TASK PROMPT – Work through the material below and count the lines holding the word "color"; give that count and nothing more.

(Dataset entries on figures)
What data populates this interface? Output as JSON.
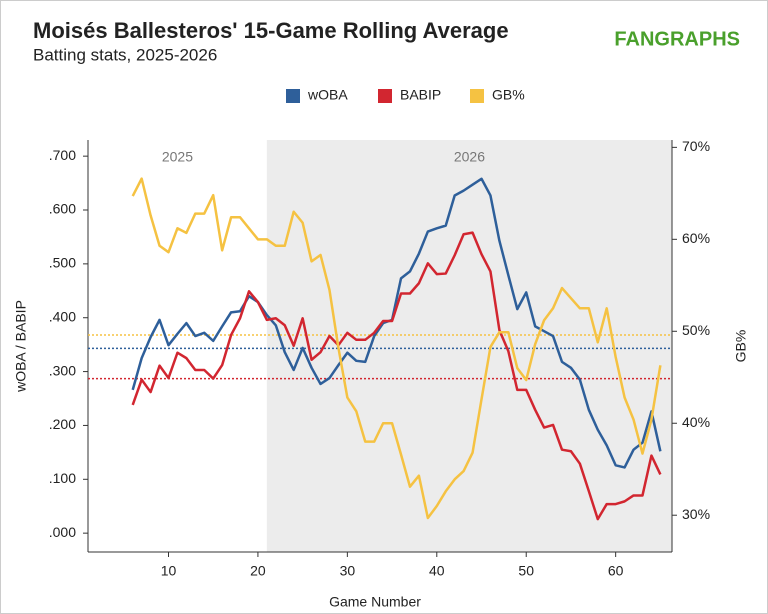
{
  "chart_data": {
    "type": "line",
    "title": "Moisés Ballesteros' 15-Game Rolling Average",
    "subtitle": "Batting stats, 2025-2026",
    "logo": "FANGRAPHS",
    "x_label": "Game Number",
    "y_label": "wOBA / BABIP",
    "y2_label": "GB%",
    "x": [
      6,
      7,
      8,
      9,
      10,
      11,
      12,
      13,
      14,
      15,
      16,
      17,
      18,
      19,
      20,
      21,
      22,
      23,
      24,
      25,
      26,
      27,
      28,
      29,
      30,
      31,
      32,
      33,
      34,
      35,
      36,
      37,
      38,
      39,
      40,
      41,
      42,
      43,
      44,
      45,
      46,
      47,
      48,
      49,
      50,
      51,
      52,
      53,
      54,
      55,
      56,
      57,
      58,
      59,
      60,
      61,
      62,
      63,
      64,
      65
    ],
    "series": [
      {
        "name": "wOBA",
        "color": "#2e5f9a",
        "axis": "y",
        "values": [
          0.266,
          0.325,
          0.364,
          0.396,
          0.349,
          0.37,
          0.39,
          0.366,
          0.372,
          0.357,
          0.384,
          0.41,
          0.412,
          0.44,
          0.429,
          0.405,
          0.386,
          0.336,
          0.303,
          0.344,
          0.307,
          0.277,
          0.288,
          0.312,
          0.335,
          0.32,
          0.318,
          0.366,
          0.39,
          0.396,
          0.473,
          0.486,
          0.519,
          0.56,
          0.566,
          0.571,
          0.627,
          0.636,
          0.647,
          0.658,
          0.627,
          0.543,
          0.479,
          0.416,
          0.447,
          0.384,
          0.375,
          0.366,
          0.318,
          0.307,
          0.285,
          0.229,
          0.192,
          0.163,
          0.126,
          0.122,
          0.155,
          0.168,
          0.226,
          0.152
        ]
      },
      {
        "name": "BABIP",
        "color": "#d22630",
        "axis": "y",
        "values": [
          0.238,
          0.285,
          0.262,
          0.311,
          0.288,
          0.335,
          0.325,
          0.303,
          0.303,
          0.287,
          0.312,
          0.368,
          0.399,
          0.449,
          0.429,
          0.396,
          0.399,
          0.386,
          0.348,
          0.399,
          0.322,
          0.336,
          0.366,
          0.349,
          0.372,
          0.359,
          0.359,
          0.372,
          0.394,
          0.394,
          0.445,
          0.445,
          0.464,
          0.501,
          0.481,
          0.482,
          0.516,
          0.555,
          0.558,
          0.518,
          0.486,
          0.377,
          0.338,
          0.266,
          0.266,
          0.229,
          0.196,
          0.201,
          0.155,
          0.152,
          0.129,
          0.078,
          0.026,
          0.054,
          0.054,
          0.059,
          0.07,
          0.07,
          0.144,
          0.109
        ]
      },
      {
        "name": "GB%",
        "color": "#f5c242",
        "axis": "y2",
        "values": [
          64.7,
          66.6,
          62.6,
          59.3,
          58.6,
          61.2,
          60.7,
          62.8,
          62.8,
          64.8,
          58.8,
          62.4,
          62.4,
          61.2,
          60.0,
          60.0,
          59.3,
          59.3,
          63.0,
          61.8,
          57.6,
          58.3,
          54.5,
          48.2,
          42.8,
          41.3,
          38.0,
          38.0,
          40.0,
          40.0,
          36.6,
          33.1,
          34.3,
          29.7,
          31.0,
          32.6,
          33.9,
          34.8,
          36.8,
          42.6,
          48.3,
          49.9,
          49.9,
          46.0,
          44.7,
          48.6,
          51.2,
          52.5,
          54.7,
          53.6,
          52.5,
          52.5,
          48.8,
          52.5,
          47.2,
          42.8,
          40.4,
          36.7,
          40.4,
          46.3
        ]
      }
    ],
    "reference_lines": [
      {
        "axis": "y",
        "value": 0.343,
        "color": "#2e5f9a"
      },
      {
        "axis": "y",
        "value": 0.287,
        "color": "#d22630"
      },
      {
        "axis": "y2",
        "value": 49.6,
        "color": "#f5c242"
      }
    ],
    "seasons": [
      {
        "label": "2025"
      },
      {
        "label": "2026",
        "start": 21,
        "shade": "#ececec"
      }
    ],
    "xlim": [
      1,
      66.3
    ],
    "xticks": [
      10,
      20,
      30,
      40,
      50,
      60
    ],
    "ylim": [
      -0.035,
      0.73
    ],
    "yticks": [
      {
        "value": 0,
        "label": ".000"
      },
      {
        "value": 0.1,
        "label": ".100"
      },
      {
        "value": 0.2,
        "label": ".200"
      },
      {
        "value": 0.3,
        "label": ".300"
      },
      {
        "value": 0.4,
        "label": ".400"
      },
      {
        "value": 0.5,
        "label": ".500"
      },
      {
        "value": 0.6,
        "label": ".600"
      },
      {
        "value": 0.7,
        "label": ".700"
      }
    ],
    "y2lim": [
      26,
      70.8
    ],
    "y2ticks": [
      {
        "value": 30,
        "label": "30%"
      },
      {
        "value": 40,
        "label": "40%"
      },
      {
        "value": 50,
        "label": "50%"
      },
      {
        "value": 60,
        "label": "60%"
      },
      {
        "value": 70,
        "label": "70%"
      }
    ],
    "legend": "top"
  }
}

RESPONSE TO THIS TASK – 6